The request » Can you write out all of the data below again, substituting "Log In" for each occurrence of "Sign In" and leaving everything else unchanged?

Task input »

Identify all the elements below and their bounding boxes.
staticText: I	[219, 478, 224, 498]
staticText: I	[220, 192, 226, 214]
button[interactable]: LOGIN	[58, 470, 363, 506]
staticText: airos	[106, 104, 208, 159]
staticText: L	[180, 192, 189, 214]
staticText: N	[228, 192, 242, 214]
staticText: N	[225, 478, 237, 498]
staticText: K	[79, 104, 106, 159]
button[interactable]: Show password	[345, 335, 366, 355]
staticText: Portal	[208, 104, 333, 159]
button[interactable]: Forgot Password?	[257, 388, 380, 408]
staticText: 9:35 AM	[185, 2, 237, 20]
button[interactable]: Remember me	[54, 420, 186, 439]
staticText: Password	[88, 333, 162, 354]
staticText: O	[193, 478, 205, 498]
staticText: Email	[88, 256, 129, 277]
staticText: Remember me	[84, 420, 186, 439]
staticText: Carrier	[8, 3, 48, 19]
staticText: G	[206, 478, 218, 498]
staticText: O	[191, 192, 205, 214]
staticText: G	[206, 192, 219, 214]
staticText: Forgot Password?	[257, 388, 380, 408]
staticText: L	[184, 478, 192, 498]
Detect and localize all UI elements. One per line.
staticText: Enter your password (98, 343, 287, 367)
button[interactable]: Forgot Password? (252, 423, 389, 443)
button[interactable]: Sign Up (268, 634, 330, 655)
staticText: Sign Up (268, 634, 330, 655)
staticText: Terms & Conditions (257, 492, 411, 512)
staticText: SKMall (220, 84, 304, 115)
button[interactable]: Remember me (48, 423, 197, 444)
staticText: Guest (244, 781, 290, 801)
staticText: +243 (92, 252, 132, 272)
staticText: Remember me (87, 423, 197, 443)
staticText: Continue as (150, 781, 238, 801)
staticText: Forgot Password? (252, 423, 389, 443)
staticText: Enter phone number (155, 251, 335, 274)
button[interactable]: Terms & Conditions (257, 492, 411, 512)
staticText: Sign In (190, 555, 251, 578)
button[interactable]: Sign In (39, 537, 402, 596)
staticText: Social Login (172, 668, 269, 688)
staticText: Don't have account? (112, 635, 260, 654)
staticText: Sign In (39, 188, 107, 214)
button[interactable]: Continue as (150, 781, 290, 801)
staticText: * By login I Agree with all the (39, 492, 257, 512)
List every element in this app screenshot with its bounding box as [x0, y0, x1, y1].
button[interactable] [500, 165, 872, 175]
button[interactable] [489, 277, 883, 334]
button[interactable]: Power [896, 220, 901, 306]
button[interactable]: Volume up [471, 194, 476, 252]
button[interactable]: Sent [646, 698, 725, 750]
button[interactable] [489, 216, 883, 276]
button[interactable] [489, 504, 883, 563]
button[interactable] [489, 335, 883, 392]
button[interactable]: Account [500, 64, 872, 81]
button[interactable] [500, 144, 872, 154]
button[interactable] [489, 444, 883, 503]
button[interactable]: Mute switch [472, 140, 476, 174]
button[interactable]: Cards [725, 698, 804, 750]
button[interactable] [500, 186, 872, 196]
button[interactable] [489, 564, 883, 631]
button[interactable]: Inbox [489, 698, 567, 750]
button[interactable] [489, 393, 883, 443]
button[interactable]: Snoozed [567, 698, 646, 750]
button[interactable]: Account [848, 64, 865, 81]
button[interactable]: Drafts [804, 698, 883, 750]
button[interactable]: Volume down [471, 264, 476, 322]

Complete answer »
Identify all the elements below and their bounding boxes.
staticText: I	[219, 478, 224, 498]
staticText: I	[220, 192, 226, 214]
button[interactable]: LOGIN	[58, 470, 363, 506]
staticText: airos	[106, 104, 208, 159]
staticText: L	[180, 192, 189, 214]
staticText: N	[228, 192, 242, 214]
staticText: N	[225, 478, 237, 498]
staticText: K	[79, 104, 106, 159]
button[interactable]: Show password	[345, 335, 366, 355]
staticText: Portal	[208, 104, 333, 159]
button[interactable]: Forgot Password?	[257, 388, 380, 408]
staticText: 9:35 AM	[185, 2, 237, 20]
button[interactable]: Remember me	[54, 420, 186, 439]
staticText: Password	[88, 333, 162, 354]
staticText: O	[193, 478, 205, 498]
staticText: Email	[88, 256, 129, 277]
staticText: Remember me	[84, 420, 186, 439]
staticText: Carrier	[8, 3, 48, 19]
staticText: G	[206, 478, 218, 498]
staticText: O	[191, 192, 205, 214]
staticText: G	[206, 192, 219, 214]
staticText: Forgot Password?	[257, 388, 380, 408]
staticText: L	[184, 478, 192, 498]
Detect and localize all UI elements. One per line.
staticText: Enter your password (98, 343, 287, 367)
button[interactable]: Forgot Password? (252, 423, 389, 443)
button[interactable]: Sign Up (268, 634, 330, 655)
staticText: Sign Up (268, 634, 330, 655)
staticText: Terms & Conditions (257, 492, 411, 512)
staticText: SKMall (220, 84, 304, 115)
button[interactable]: Remember me (48, 423, 197, 444)
staticText: Guest (244, 781, 290, 801)
staticText: +243 (92, 252, 132, 272)
staticText: Remember me (87, 423, 197, 443)
staticText: Continue as (150, 781, 238, 801)
staticText: Forgot Password? (252, 423, 389, 443)
staticText: Enter phone number (155, 251, 335, 274)
button[interactable]: Terms & Conditions (257, 492, 411, 512)
staticText: Log In (190, 555, 251, 578)
button[interactable]: Log In (39, 537, 402, 596)
staticText: Social Login (172, 668, 269, 688)
staticText: Don't have account? (112, 635, 260, 654)
staticText: Log In (39, 188, 107, 214)
button[interactable]: Continue as (150, 781, 290, 801)
staticText: * By login I Agree with all the (39, 492, 257, 512)
List every element in this app screenshot with its bounding box as [x0, y0, x1, y1].
button[interactable] [500, 165, 872, 175]
button[interactable] [489, 277, 883, 334]
button[interactable]: Power [896, 220, 901, 306]
button[interactable]: Volume up [471, 194, 476, 252]
button[interactable]: Sent [646, 698, 725, 750]
button[interactable] [489, 216, 883, 276]
button[interactable] [489, 504, 883, 563]
button[interactable] [489, 335, 883, 392]
button[interactable]: Account [500, 64, 872, 81]
button[interactable] [500, 144, 872, 154]
button[interactable] [489, 444, 883, 503]
button[interactable]: Mute switch [472, 140, 476, 174]
button[interactable]: Cards [725, 698, 804, 750]
button[interactable] [500, 186, 872, 196]
button[interactable] [489, 564, 883, 631]
button[interactable]: Inbox [489, 698, 567, 750]
button[interactable] [489, 393, 883, 443]
button[interactable]: Snoozed [567, 698, 646, 750]
button[interactable]: Account [848, 64, 865, 81]
button[interactable]: Drafts [804, 698, 883, 750]
button[interactable]: Volume down [471, 264, 476, 322]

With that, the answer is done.